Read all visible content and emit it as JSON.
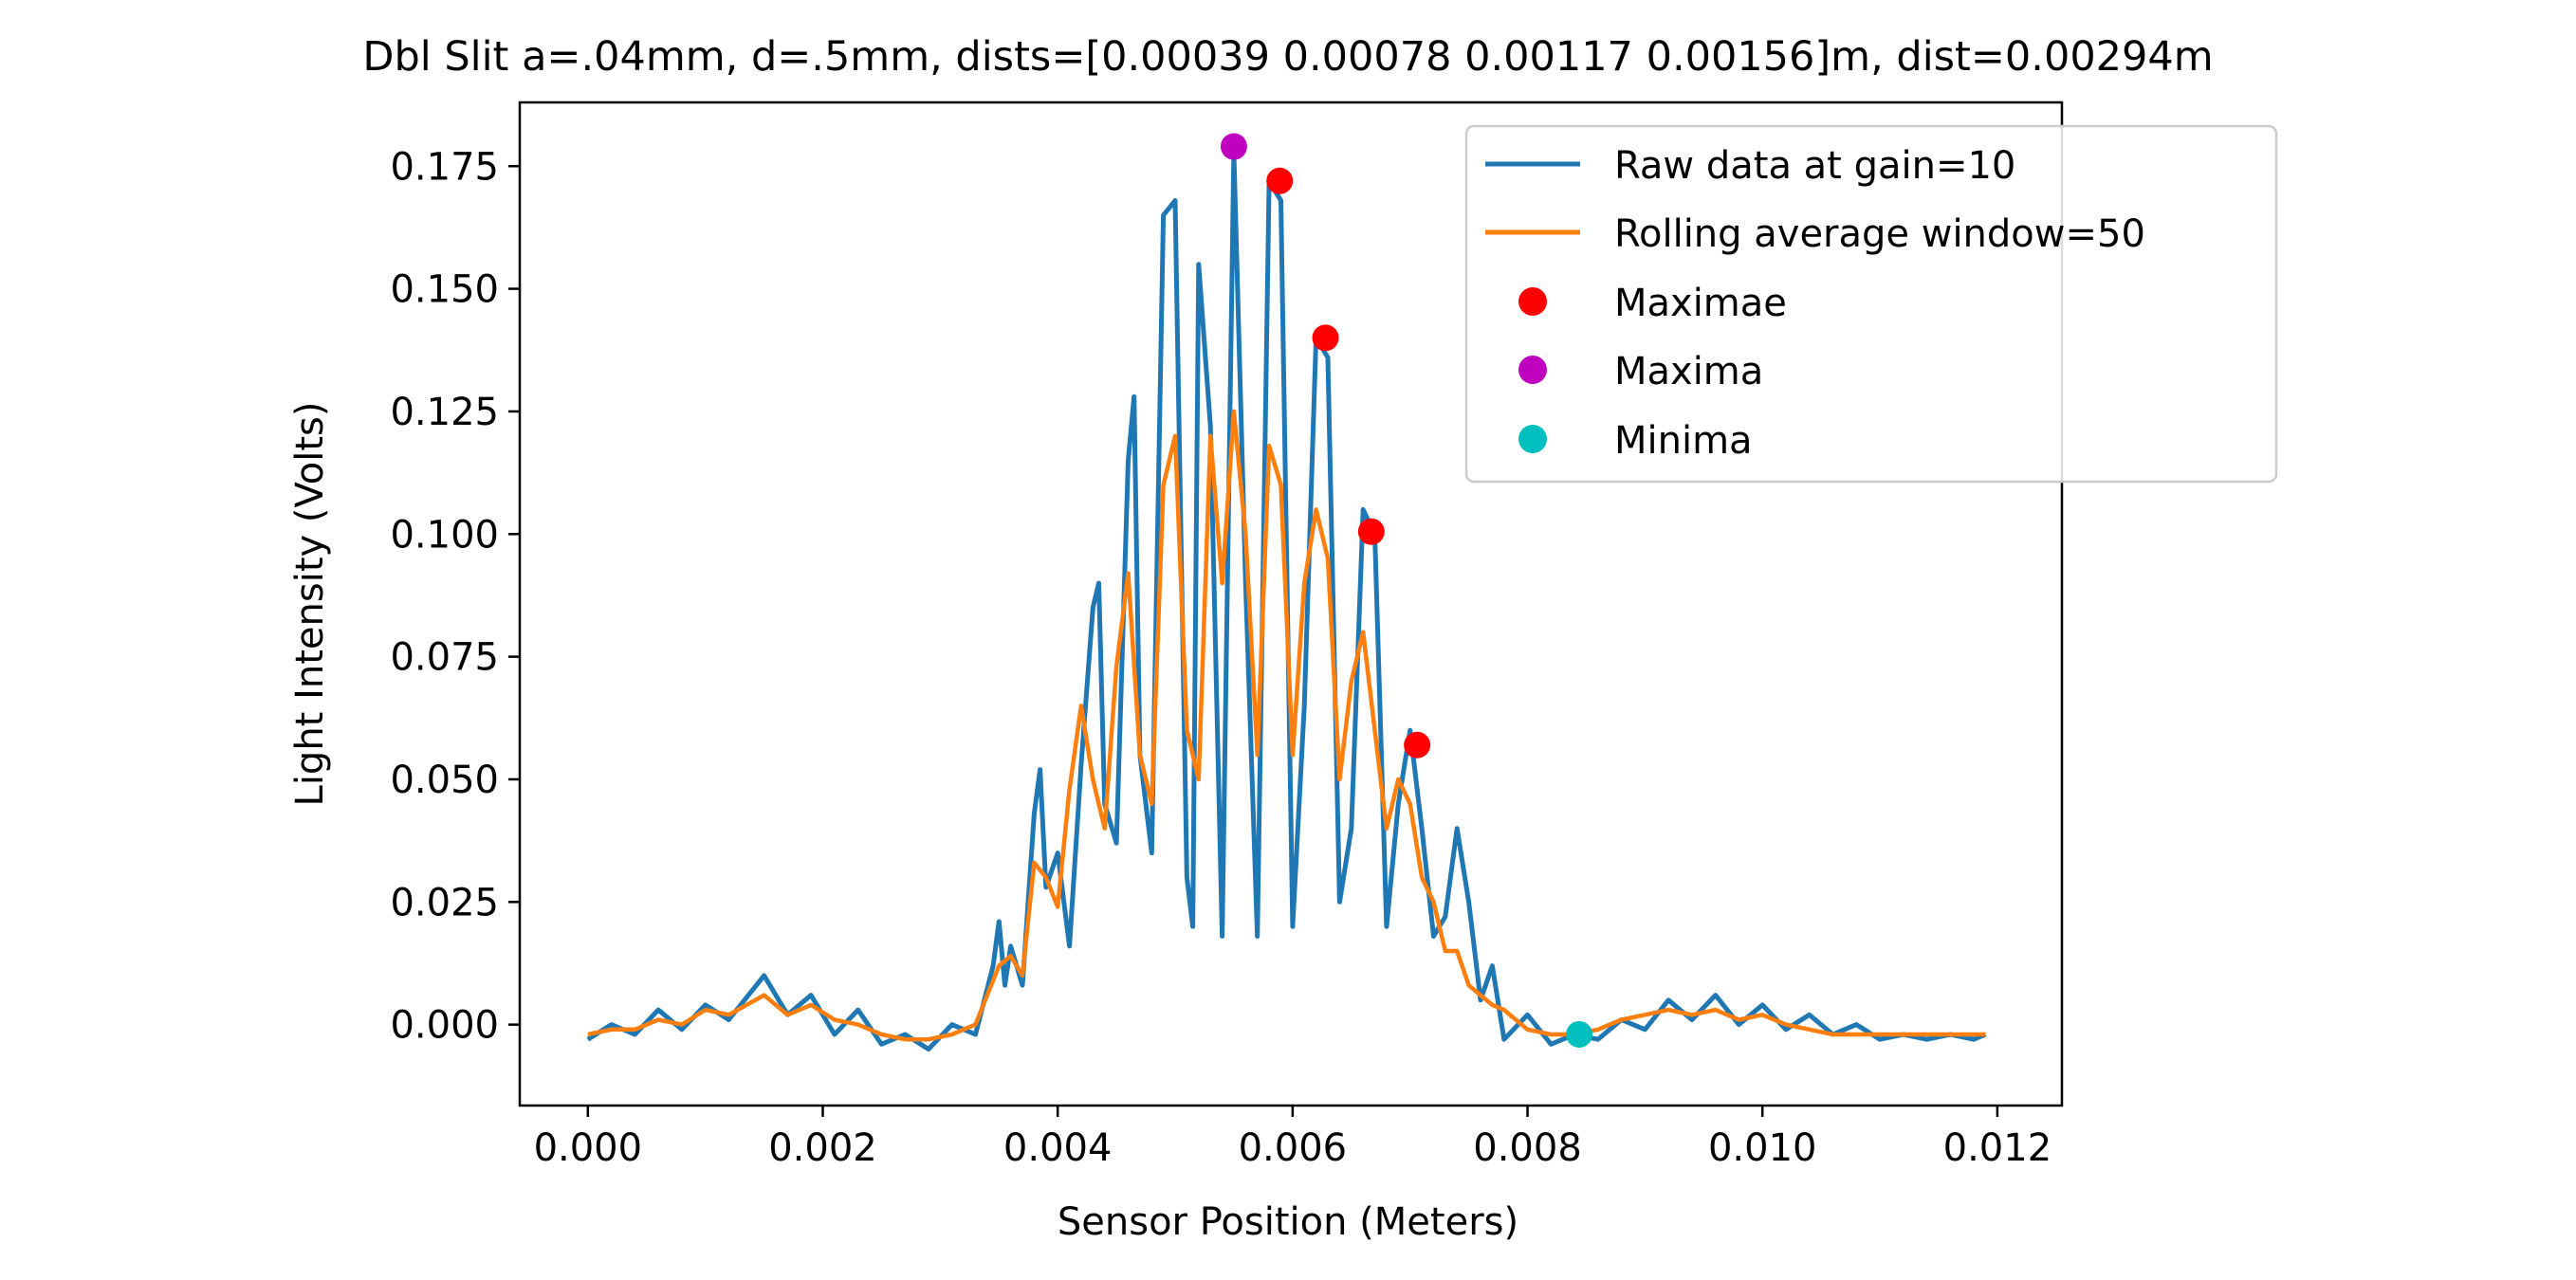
{
  "chart_data": {
    "type": "line",
    "title": "Dbl Slit a=.04mm, d=.5mm, dists=[0.00039 0.00078 0.00117 0.00156]m, dist=0.00294m",
    "xlabel": "Sensor Position (Meters)",
    "ylabel": "Light Intensity (Volts)",
    "xlim": [
      -0.00058,
      0.01255
    ],
    "ylim": [
      -0.0165,
      0.188
    ],
    "xticks": [
      0.0,
      0.002,
      0.004,
      0.006,
      0.008,
      0.01,
      0.012
    ],
    "xtick_labels": [
      "0.000",
      "0.002",
      "0.004",
      "0.006",
      "0.008",
      "0.010",
      "0.012"
    ],
    "yticks": [
      0.0,
      0.025,
      0.05,
      0.075,
      0.1,
      0.125,
      0.15,
      0.175
    ],
    "ytick_labels": [
      "0.000",
      "0.025",
      "0.050",
      "0.075",
      "0.100",
      "0.125",
      "0.150",
      "0.175"
    ],
    "grid": false,
    "legend_position": "top-right",
    "series": [
      {
        "name": "Raw data at gain=10",
        "kind": "line",
        "color": "#1f77b4",
        "x": [
          0.0,
          0.0002,
          0.0004,
          0.0006,
          0.0008,
          0.001,
          0.0012,
          0.0015,
          0.0017,
          0.0019,
          0.0021,
          0.0023,
          0.0025,
          0.0027,
          0.0029,
          0.0031,
          0.0033,
          0.00345,
          0.0035,
          0.00355,
          0.0036,
          0.0037,
          0.0038,
          0.00385,
          0.0039,
          0.004,
          0.0041,
          0.0042,
          0.0043,
          0.00435,
          0.0044,
          0.0045,
          0.0046,
          0.00465,
          0.0047,
          0.0048,
          0.0049,
          0.005,
          0.0051,
          0.00515,
          0.0052,
          0.0053,
          0.0054,
          0.0055,
          0.0056,
          0.0057,
          0.0058,
          0.0059,
          0.006,
          0.0061,
          0.0062,
          0.0063,
          0.0064,
          0.0065,
          0.0066,
          0.0067,
          0.0068,
          0.0069,
          0.007,
          0.0071,
          0.0072,
          0.0073,
          0.0074,
          0.0075,
          0.0076,
          0.0077,
          0.0078,
          0.008,
          0.0082,
          0.0084,
          0.0086,
          0.0088,
          0.009,
          0.0092,
          0.0094,
          0.0096,
          0.0098,
          0.01,
          0.0102,
          0.0104,
          0.0106,
          0.0108,
          0.011,
          0.0112,
          0.0114,
          0.0116,
          0.0118,
          0.0119
        ],
        "y": [
          -0.003,
          0.0,
          -0.002,
          0.003,
          -0.001,
          0.004,
          0.001,
          0.01,
          0.002,
          0.006,
          -0.002,
          0.003,
          -0.004,
          -0.002,
          -0.005,
          0.0,
          -0.002,
          0.012,
          0.021,
          0.008,
          0.016,
          0.008,
          0.043,
          0.052,
          0.028,
          0.035,
          0.016,
          0.053,
          0.085,
          0.09,
          0.045,
          0.037,
          0.115,
          0.128,
          0.055,
          0.035,
          0.165,
          0.168,
          0.03,
          0.02,
          0.155,
          0.122,
          0.018,
          0.178,
          0.09,
          0.018,
          0.172,
          0.168,
          0.02,
          0.065,
          0.14,
          0.136,
          0.025,
          0.04,
          0.105,
          0.1,
          0.02,
          0.045,
          0.06,
          0.04,
          0.018,
          0.022,
          0.04,
          0.025,
          0.005,
          0.012,
          -0.003,
          0.002,
          -0.004,
          -0.002,
          -0.003,
          0.001,
          -0.001,
          0.005,
          0.001,
          0.006,
          0.0,
          0.004,
          -0.001,
          0.002,
          -0.002,
          0.0,
          -0.003,
          -0.002,
          -0.003,
          -0.002,
          -0.003,
          -0.002
        ]
      },
      {
        "name": "Rolling average window=50",
        "kind": "line",
        "color": "#ff7f0e",
        "x": [
          0.0,
          0.0002,
          0.0004,
          0.0006,
          0.0008,
          0.001,
          0.0012,
          0.0015,
          0.0017,
          0.0019,
          0.0021,
          0.0023,
          0.0025,
          0.0027,
          0.0029,
          0.0031,
          0.0033,
          0.0035,
          0.0036,
          0.0037,
          0.0038,
          0.0039,
          0.004,
          0.0041,
          0.0042,
          0.0043,
          0.0044,
          0.0045,
          0.0046,
          0.0047,
          0.0048,
          0.0049,
          0.005,
          0.0051,
          0.0052,
          0.0053,
          0.0054,
          0.0055,
          0.0056,
          0.0057,
          0.0058,
          0.0059,
          0.006,
          0.0061,
          0.0062,
          0.0063,
          0.0064,
          0.0065,
          0.0066,
          0.0067,
          0.0068,
          0.0069,
          0.007,
          0.0071,
          0.0072,
          0.0073,
          0.0074,
          0.0075,
          0.0076,
          0.0077,
          0.0078,
          0.008,
          0.0082,
          0.0084,
          0.0086,
          0.0088,
          0.009,
          0.0092,
          0.0094,
          0.0096,
          0.0098,
          0.01,
          0.0102,
          0.0104,
          0.0106,
          0.0108,
          0.011,
          0.0112,
          0.0114,
          0.0116,
          0.0118,
          0.0119
        ],
        "y": [
          -0.002,
          -0.001,
          -0.001,
          0.001,
          0.0,
          0.003,
          0.002,
          0.006,
          0.002,
          0.004,
          0.001,
          0.0,
          -0.002,
          -0.003,
          -0.003,
          -0.002,
          0.0,
          0.012,
          0.014,
          0.01,
          0.033,
          0.03,
          0.024,
          0.048,
          0.065,
          0.05,
          0.04,
          0.073,
          0.092,
          0.055,
          0.045,
          0.11,
          0.12,
          0.06,
          0.05,
          0.12,
          0.09,
          0.125,
          0.1,
          0.055,
          0.118,
          0.11,
          0.055,
          0.09,
          0.105,
          0.095,
          0.05,
          0.07,
          0.08,
          0.06,
          0.04,
          0.05,
          0.045,
          0.03,
          0.025,
          0.015,
          0.015,
          0.008,
          0.006,
          0.004,
          0.003,
          -0.001,
          -0.002,
          -0.002,
          -0.001,
          0.001,
          0.002,
          0.003,
          0.002,
          0.003,
          0.001,
          0.002,
          0.0,
          -0.001,
          -0.002,
          -0.002,
          -0.002,
          -0.002,
          -0.002,
          -0.002,
          -0.002,
          -0.002
        ]
      },
      {
        "name": "Maximae",
        "kind": "scatter",
        "color": "#ff0000",
        "x": [
          0.00589,
          0.00628,
          0.00667,
          0.00706
        ],
        "y": [
          0.172,
          0.14,
          0.1005,
          0.057
        ]
      },
      {
        "name": "Maxima",
        "kind": "scatter",
        "color": "#bf00bf",
        "x": [
          0.0055
        ],
        "y": [
          0.179
        ]
      },
      {
        "name": "Minima",
        "kind": "scatter",
        "color": "#00bfbf",
        "x": [
          0.00844
        ],
        "y": [
          -0.002
        ]
      }
    ]
  }
}
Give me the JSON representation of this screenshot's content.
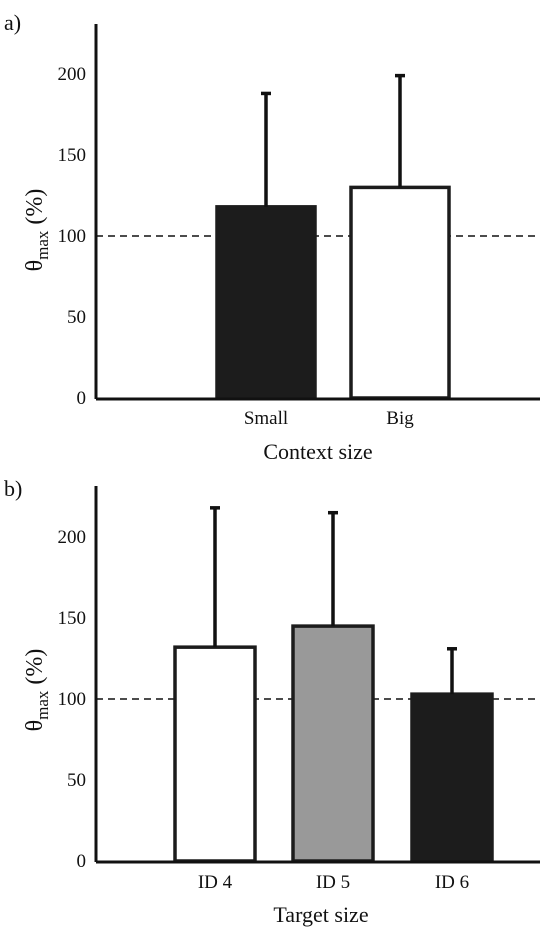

YOUR INSTRUCTIONS>
Leave the pictures out, and print every line of the listing exactly as written.

OUTPUT FOR THIS TASK>
Read all visible content and emit it as JSON.
{
  "chart_data": {
    "type": "line",
    "title": "Dbl Slit a=.04mm, d=.5mm, dists=[0.00039 0.00078 0.00117 0.00156]m, dist=0.00294m",
    "xlabel": "Sensor Position (Meters)",
    "ylabel": "Light Intensity (Volts)",
    "xlim": [
      -0.00058,
      0.01255
    ],
    "ylim": [
      -0.0165,
      0.188
    ],
    "xticks": [
      0.0,
      0.002,
      0.004,
      0.006,
      0.008,
      0.01,
      0.012
    ],
    "xtick_labels": [
      "0.000",
      "0.002",
      "0.004",
      "0.006",
      "0.008",
      "0.010",
      "0.012"
    ],
    "yticks": [
      0.0,
      0.025,
      0.05,
      0.075,
      0.1,
      0.125,
      0.15,
      0.175
    ],
    "ytick_labels": [
      "0.000",
      "0.025",
      "0.050",
      "0.075",
      "0.100",
      "0.125",
      "0.150",
      "0.175"
    ],
    "grid": false,
    "legend_position": "top-right",
    "series": [
      {
        "name": "Raw data at gain=10",
        "kind": "line",
        "color": "#1f77b4",
        "x": [
          0.0,
          0.0002,
          0.0004,
          0.0006,
          0.0008,
          0.001,
          0.0012,
          0.0015,
          0.0017,
          0.0019,
          0.0021,
          0.0023,
          0.0025,
          0.0027,
          0.0029,
          0.0031,
          0.0033,
          0.00345,
          0.0035,
          0.00355,
          0.0036,
          0.0037,
          0.0038,
          0.00385,
          0.0039,
          0.004,
          0.0041,
          0.0042,
          0.0043,
          0.00435,
          0.0044,
          0.0045,
          0.0046,
          0.00465,
          0.0047,
          0.0048,
          0.0049,
          0.005,
          0.0051,
          0.00515,
          0.0052,
          0.0053,
          0.0054,
          0.0055,
          0.0056,
          0.0057,
          0.0058,
          0.0059,
          0.006,
          0.0061,
          0.0062,
          0.0063,
          0.0064,
          0.0065,
          0.0066,
          0.0067,
          0.0068,
          0.0069,
          0.007,
          0.0071,
          0.0072,
          0.0073,
          0.0074,
          0.0075,
          0.0076,
          0.0077,
          0.0078,
          0.008,
          0.0082,
          0.0084,
          0.0086,
          0.0088,
          0.009,
          0.0092,
          0.0094,
          0.0096,
          0.0098,
          0.01,
          0.0102,
          0.0104,
          0.0106,
          0.0108,
          0.011,
          0.0112,
          0.0114,
          0.0116,
          0.0118,
          0.0119
        ],
        "y": [
          -0.003,
          0.0,
          -0.002,
          0.003,
          -0.001,
          0.004,
          0.001,
          0.01,
          0.002,
          0.006,
          -0.002,
          0.003,
          -0.004,
          -0.002,
          -0.005,
          0.0,
          -0.002,
          0.012,
          0.021,
          0.008,
          0.016,
          0.008,
          0.043,
          0.052,
          0.028,
          0.035,
          0.016,
          0.053,
          0.085,
          0.09,
          0.045,
          0.037,
          0.115,
          0.128,
          0.055,
          0.035,
          0.165,
          0.168,
          0.03,
          0.02,
          0.155,
          0.122,
          0.018,
          0.178,
          0.09,
          0.018,
          0.172,
          0.168,
          0.02,
          0.065,
          0.14,
          0.136,
          0.025,
          0.04,
          0.105,
          0.1,
          0.02,
          0.045,
          0.06,
          0.04,
          0.018,
          0.022,
          0.04,
          0.025,
          0.005,
          0.012,
          -0.003,
          0.002,
          -0.004,
          -0.002,
          -0.003,
          0.001,
          -0.001,
          0.005,
          0.001,
          0.006,
          0.0,
          0.004,
          -0.001,
          0.002,
          -0.002,
          0.0,
          -0.003,
          -0.002,
          -0.003,
          -0.002,
          -0.003,
          -0.002
        ]
      },
      {
        "name": "Rolling average window=50",
        "kind": "line",
        "color": "#ff7f0e",
        "x": [
          0.0,
          0.0002,
          0.0004,
          0.0006,
          0.0008,
          0.001,
          0.0012,
          0.0015,
          0.0017,
          0.0019,
          0.0021,
          0.0023,
          0.0025,
          0.0027,
          0.0029,
          0.0031,
          0.0033,
          0.0035,
          0.0036,
          0.0037,
          0.0038,
          0.0039,
          0.004,
          0.0041,
          0.0042,
          0.0043,
          0.0044,
          0.0045,
          0.0046,
          0.0047,
          0.0048,
          0.0049,
          0.005,
          0.0051,
          0.0052,
          0.0053,
          0.0054,
          0.0055,
          0.0056,
          0.0057,
          0.0058,
          0.0059,
          0.006,
          0.0061,
          0.0062,
          0.0063,
          0.0064,
          0.0065,
          0.0066,
          0.0067,
          0.0068,
          0.0069,
          0.007,
          0.0071,
          0.0072,
          0.0073,
          0.0074,
          0.0075,
          0.0076,
          0.0077,
          0.0078,
          0.008,
          0.0082,
          0.0084,
          0.0086,
          0.0088,
          0.009,
          0.0092,
          0.0094,
          0.0096,
          0.0098,
          0.01,
          0.0102,
          0.0104,
          0.0106,
          0.0108,
          0.011,
          0.0112,
          0.0114,
          0.0116,
          0.0118,
          0.0119
        ],
        "y": [
          -0.002,
          -0.001,
          -0.001,
          0.001,
          0.0,
          0.003,
          0.002,
          0.006,
          0.002,
          0.004,
          0.001,
          0.0,
          -0.002,
          -0.003,
          -0.003,
          -0.002,
          0.0,
          0.012,
          0.014,
          0.01,
          0.033,
          0.03,
          0.024,
          0.048,
          0.065,
          0.05,
          0.04,
          0.073,
          0.092,
          0.055,
          0.045,
          0.11,
          0.12,
          0.06,
          0.05,
          0.12,
          0.09,
          0.125,
          0.1,
          0.055,
          0.118,
          0.11,
          0.055,
          0.09,
          0.105,
          0.095,
          0.05,
          0.07,
          0.08,
          0.06,
          0.04,
          0.05,
          0.045,
          0.03,
          0.025,
          0.015,
          0.015,
          0.008,
          0.006,
          0.004,
          0.003,
          -0.001,
          -0.002,
          -0.002,
          -0.001,
          0.001,
          0.002,
          0.003,
          0.002,
          0.003,
          0.001,
          0.002,
          0.0,
          -0.001,
          -0.002,
          -0.002,
          -0.002,
          -0.002,
          -0.002,
          -0.002,
          -0.002,
          -0.002
        ]
      },
      {
        "name": "Maximae",
        "kind": "scatter",
        "color": "#ff0000",
        "x": [
          0.00589,
          0.00628,
          0.00667,
          0.00706
        ],
        "y": [
          0.172,
          0.14,
          0.1005,
          0.057
        ]
      },
      {
        "name": "Maxima",
        "kind": "scatter",
        "color": "#bf00bf",
        "x": [
          0.0055
        ],
        "y": [
          0.179
        ]
      },
      {
        "name": "Minima",
        "kind": "scatter",
        "color": "#00bfbf",
        "x": [
          0.00844
        ],
        "y": [
          -0.002
        ]
      }
    ]
  }
}
Give me the JSON representation of this screenshot's content.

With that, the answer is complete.